▶ **Work order**:
Look through the records below for the word "Count". Report how many lines have it, and only that number.

[Figure collection entries]
───
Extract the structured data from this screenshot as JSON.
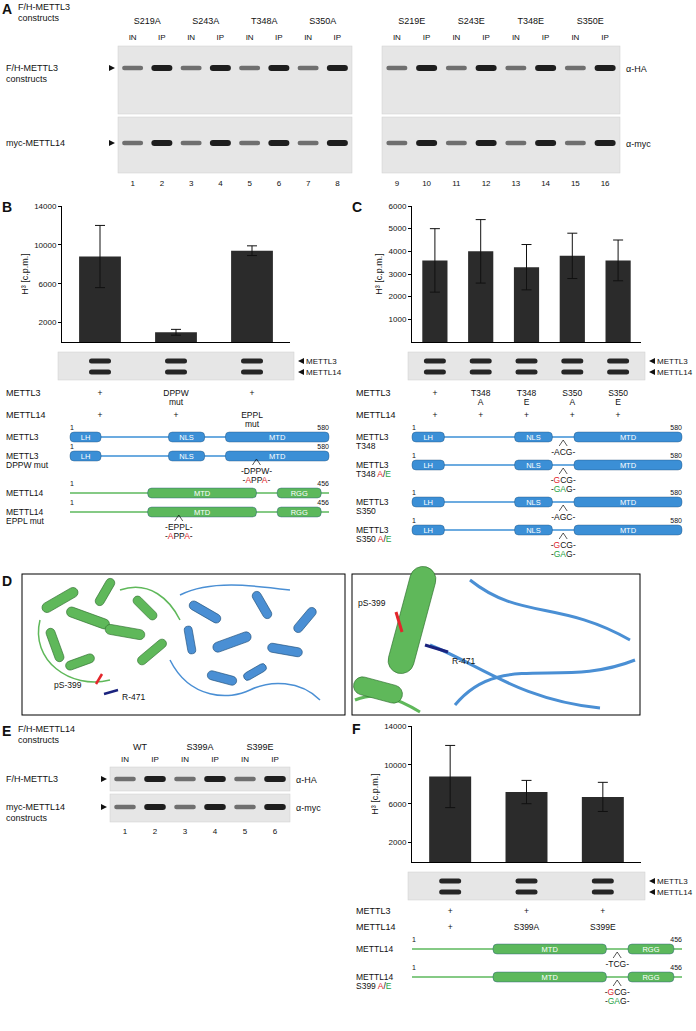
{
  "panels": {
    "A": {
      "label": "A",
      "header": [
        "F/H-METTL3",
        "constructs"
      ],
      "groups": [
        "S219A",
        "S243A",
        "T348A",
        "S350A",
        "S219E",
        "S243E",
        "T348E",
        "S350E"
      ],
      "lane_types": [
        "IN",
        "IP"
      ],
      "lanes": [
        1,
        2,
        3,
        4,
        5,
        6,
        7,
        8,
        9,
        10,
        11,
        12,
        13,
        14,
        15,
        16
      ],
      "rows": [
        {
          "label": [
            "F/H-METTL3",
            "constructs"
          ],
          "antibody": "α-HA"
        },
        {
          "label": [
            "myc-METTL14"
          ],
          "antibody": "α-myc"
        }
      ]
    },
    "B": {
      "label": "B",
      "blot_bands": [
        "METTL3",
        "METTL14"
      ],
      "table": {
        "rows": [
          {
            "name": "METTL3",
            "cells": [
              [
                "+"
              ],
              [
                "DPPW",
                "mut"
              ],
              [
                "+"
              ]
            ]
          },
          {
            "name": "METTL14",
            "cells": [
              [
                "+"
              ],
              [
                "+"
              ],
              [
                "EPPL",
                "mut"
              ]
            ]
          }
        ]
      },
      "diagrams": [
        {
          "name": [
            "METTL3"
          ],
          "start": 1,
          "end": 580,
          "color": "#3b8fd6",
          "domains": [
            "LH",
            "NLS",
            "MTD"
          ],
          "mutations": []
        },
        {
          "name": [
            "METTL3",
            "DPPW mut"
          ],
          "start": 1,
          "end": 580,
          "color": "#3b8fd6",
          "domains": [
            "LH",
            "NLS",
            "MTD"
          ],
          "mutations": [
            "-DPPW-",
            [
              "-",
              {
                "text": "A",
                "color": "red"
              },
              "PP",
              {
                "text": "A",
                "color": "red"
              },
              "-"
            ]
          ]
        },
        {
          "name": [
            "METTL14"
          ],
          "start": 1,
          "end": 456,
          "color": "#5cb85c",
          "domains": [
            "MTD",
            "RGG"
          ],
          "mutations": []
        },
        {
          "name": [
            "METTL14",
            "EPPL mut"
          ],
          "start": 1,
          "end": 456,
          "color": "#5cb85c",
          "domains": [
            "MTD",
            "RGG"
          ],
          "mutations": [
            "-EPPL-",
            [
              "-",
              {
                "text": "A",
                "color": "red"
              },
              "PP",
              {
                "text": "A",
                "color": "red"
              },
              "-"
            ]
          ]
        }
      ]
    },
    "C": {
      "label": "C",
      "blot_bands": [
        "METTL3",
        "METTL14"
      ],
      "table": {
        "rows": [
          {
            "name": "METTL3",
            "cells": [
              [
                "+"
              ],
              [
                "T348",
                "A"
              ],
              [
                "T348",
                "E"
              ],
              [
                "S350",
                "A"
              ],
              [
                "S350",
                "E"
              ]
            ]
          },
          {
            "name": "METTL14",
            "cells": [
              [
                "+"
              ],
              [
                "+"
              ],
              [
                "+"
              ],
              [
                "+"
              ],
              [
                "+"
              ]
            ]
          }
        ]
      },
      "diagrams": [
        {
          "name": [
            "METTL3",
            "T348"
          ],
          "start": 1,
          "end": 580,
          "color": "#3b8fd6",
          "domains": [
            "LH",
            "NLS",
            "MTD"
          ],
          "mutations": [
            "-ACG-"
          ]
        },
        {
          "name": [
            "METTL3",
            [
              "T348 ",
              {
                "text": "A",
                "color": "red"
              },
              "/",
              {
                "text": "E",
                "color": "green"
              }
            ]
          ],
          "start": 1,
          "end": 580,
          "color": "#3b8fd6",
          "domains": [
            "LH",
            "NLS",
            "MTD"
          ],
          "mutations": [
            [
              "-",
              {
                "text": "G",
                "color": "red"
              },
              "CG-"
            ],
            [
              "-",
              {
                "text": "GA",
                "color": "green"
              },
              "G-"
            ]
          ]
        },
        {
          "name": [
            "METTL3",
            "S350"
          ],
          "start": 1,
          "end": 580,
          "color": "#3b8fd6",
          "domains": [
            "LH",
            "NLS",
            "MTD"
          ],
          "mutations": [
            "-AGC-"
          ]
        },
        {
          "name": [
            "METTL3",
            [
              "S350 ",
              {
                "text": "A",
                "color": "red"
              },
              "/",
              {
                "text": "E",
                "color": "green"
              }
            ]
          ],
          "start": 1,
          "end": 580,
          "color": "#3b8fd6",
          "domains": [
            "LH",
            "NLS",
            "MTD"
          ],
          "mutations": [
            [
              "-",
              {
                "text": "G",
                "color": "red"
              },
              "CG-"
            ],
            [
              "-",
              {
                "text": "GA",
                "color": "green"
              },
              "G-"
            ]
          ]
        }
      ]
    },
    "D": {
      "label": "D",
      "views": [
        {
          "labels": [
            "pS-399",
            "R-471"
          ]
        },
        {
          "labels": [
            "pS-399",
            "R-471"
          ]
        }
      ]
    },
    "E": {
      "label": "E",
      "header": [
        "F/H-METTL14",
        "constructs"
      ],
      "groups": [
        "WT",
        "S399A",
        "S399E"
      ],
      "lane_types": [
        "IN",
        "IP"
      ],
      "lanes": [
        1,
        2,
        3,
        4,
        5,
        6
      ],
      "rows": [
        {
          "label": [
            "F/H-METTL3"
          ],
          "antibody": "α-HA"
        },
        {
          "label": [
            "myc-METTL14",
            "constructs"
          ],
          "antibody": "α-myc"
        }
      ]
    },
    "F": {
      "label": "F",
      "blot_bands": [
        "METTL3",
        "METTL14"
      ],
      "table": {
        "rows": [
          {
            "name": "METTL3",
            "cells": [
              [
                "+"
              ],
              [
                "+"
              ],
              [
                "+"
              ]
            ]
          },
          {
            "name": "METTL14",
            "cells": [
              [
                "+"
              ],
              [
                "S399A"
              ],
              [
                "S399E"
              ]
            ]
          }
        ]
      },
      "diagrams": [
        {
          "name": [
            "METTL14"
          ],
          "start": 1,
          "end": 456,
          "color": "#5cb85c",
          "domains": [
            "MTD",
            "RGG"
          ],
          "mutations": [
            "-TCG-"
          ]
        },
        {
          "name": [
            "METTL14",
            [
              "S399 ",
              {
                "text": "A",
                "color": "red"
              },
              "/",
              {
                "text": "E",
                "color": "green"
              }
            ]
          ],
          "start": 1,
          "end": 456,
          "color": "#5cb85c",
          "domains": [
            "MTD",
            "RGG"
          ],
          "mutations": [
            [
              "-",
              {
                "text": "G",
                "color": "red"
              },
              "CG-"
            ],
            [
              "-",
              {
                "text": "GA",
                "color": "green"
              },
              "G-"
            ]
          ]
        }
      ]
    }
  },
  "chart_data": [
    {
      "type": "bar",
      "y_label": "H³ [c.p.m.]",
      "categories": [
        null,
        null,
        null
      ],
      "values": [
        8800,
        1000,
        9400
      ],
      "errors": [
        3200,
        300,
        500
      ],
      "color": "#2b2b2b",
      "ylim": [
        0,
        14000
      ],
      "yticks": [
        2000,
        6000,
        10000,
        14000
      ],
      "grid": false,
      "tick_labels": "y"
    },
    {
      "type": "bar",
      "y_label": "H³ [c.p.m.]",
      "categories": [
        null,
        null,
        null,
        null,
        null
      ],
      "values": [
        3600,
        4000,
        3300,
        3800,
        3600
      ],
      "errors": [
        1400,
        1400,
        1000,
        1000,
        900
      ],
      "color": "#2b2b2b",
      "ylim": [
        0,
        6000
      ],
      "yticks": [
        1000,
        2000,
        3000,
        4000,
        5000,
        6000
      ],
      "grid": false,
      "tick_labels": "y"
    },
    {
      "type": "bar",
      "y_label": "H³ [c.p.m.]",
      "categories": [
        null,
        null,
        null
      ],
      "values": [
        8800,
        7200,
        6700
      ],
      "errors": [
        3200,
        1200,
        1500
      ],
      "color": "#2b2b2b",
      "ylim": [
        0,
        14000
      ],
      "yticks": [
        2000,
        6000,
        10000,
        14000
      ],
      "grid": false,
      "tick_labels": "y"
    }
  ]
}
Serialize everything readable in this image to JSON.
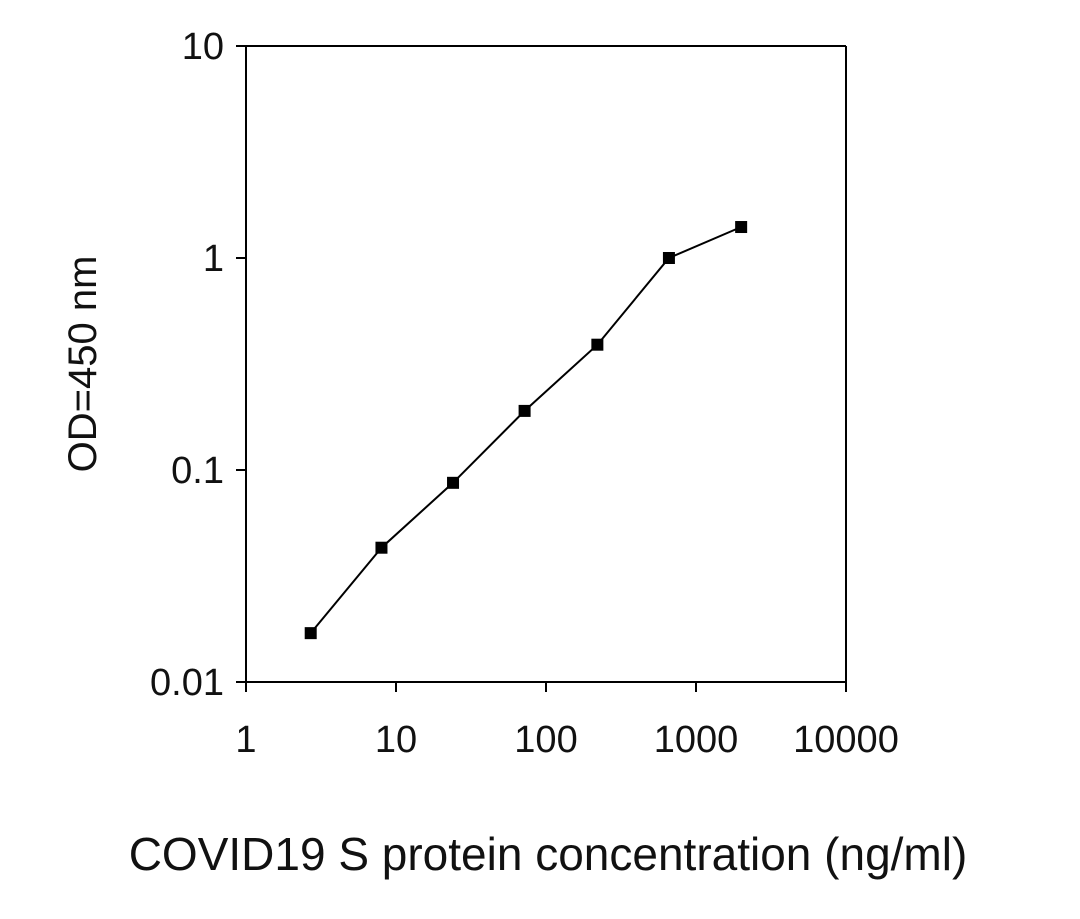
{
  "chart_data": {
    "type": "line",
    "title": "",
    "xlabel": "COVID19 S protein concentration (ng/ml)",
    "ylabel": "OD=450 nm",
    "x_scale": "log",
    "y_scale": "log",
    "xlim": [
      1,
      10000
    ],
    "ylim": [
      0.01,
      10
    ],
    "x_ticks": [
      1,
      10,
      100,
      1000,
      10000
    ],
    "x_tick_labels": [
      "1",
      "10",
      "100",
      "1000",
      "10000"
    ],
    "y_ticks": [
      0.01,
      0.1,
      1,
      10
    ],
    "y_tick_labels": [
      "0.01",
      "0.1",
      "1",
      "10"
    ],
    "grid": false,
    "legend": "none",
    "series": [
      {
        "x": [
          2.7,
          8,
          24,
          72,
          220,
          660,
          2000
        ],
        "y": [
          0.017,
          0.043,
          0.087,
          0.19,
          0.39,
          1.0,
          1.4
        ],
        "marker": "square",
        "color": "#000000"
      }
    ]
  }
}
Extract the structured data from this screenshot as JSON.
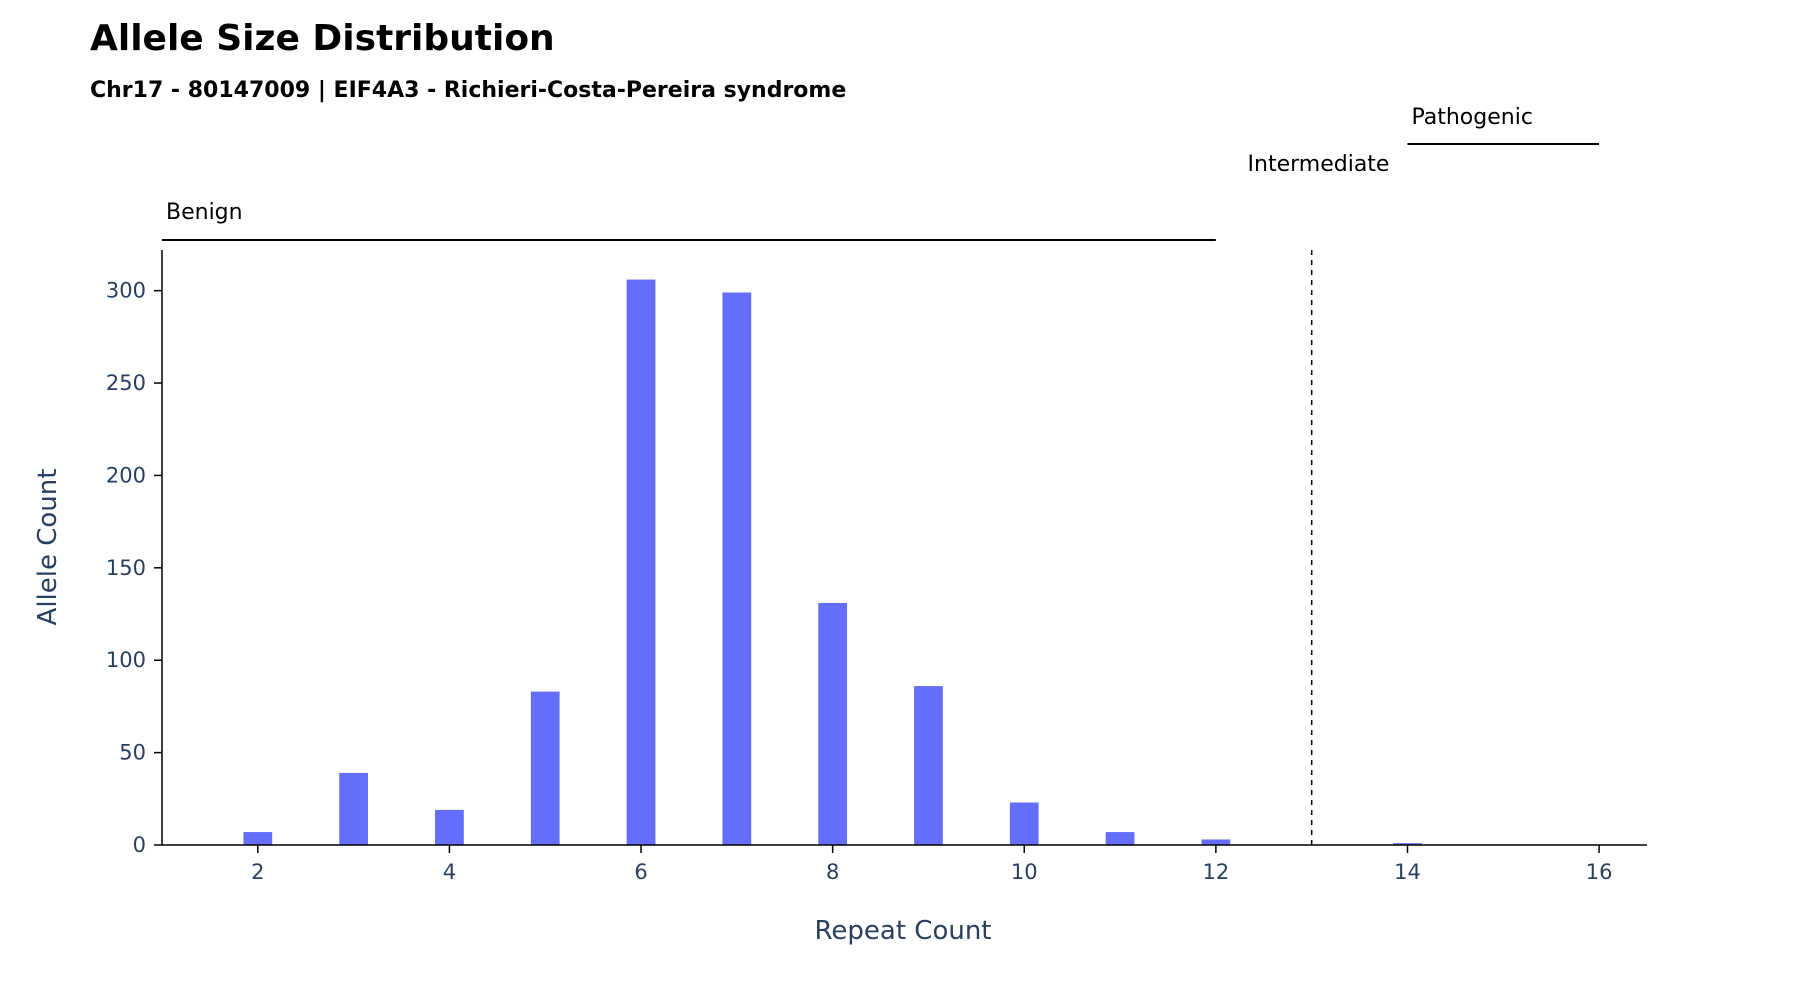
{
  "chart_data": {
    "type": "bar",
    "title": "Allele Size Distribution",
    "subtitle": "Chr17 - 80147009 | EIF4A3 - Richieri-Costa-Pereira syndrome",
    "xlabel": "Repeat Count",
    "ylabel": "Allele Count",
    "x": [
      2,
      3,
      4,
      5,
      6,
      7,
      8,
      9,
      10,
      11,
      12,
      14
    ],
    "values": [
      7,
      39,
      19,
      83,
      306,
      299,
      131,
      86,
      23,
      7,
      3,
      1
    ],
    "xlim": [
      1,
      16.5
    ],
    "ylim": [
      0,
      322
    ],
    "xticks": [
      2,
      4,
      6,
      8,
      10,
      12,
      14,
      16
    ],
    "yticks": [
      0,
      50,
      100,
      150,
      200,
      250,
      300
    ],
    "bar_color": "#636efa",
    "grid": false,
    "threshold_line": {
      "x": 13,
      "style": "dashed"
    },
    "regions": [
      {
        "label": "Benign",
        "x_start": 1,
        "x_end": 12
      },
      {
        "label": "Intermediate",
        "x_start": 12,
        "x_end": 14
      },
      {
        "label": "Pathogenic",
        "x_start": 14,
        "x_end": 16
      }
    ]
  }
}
───
▶ **Answer space**:
2